▸ WHAT IS REQUIRED: Write out all the entries word for word and omit any pictures.

───── SOURCE MATERIAL

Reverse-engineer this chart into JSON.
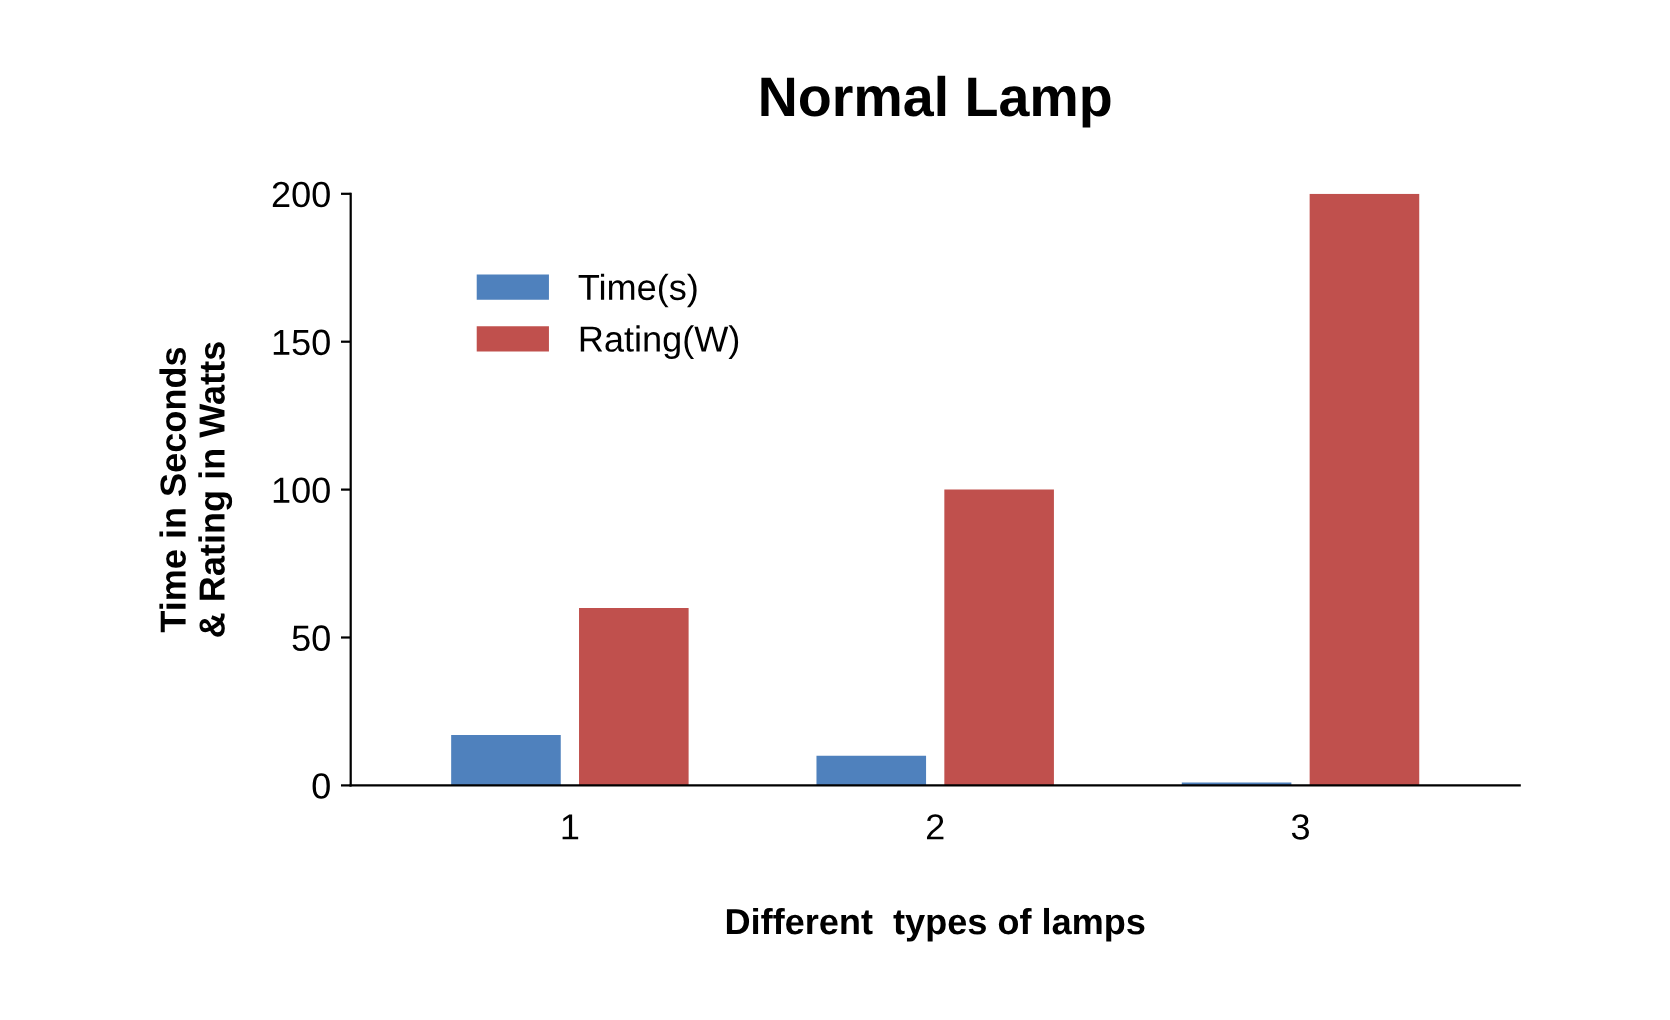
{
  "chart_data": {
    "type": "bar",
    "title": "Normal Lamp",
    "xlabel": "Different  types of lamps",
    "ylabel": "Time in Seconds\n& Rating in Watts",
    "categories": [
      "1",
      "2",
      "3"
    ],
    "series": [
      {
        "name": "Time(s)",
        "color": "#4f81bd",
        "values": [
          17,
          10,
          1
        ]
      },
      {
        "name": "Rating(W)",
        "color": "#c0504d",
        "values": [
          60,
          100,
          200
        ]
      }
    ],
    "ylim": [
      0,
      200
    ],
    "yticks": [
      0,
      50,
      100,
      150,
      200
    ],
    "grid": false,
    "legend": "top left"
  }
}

──────────

▸ SOLUTION TO THIS PROBLEM:
Reverse-engineer this chart into JSON.
{
  "chart_data": {
    "type": "bar",
    "title": "Normal Lamp",
    "xlabel": "Different  types of lamps",
    "ylabel": "Time in Seconds\n& Rating in Watts",
    "categories": [
      "1",
      "2",
      "3"
    ],
    "series": [
      {
        "name": "Time(s)",
        "color": "#4f81bd",
        "values": [
          17,
          10,
          1
        ]
      },
      {
        "name": "Rating(W)",
        "color": "#c0504d",
        "values": [
          60,
          100,
          200
        ]
      }
    ],
    "ylim": [
      0,
      200
    ],
    "yticks": [
      0,
      50,
      100,
      150,
      200
    ],
    "grid": false,
    "legend": "top left"
  }
}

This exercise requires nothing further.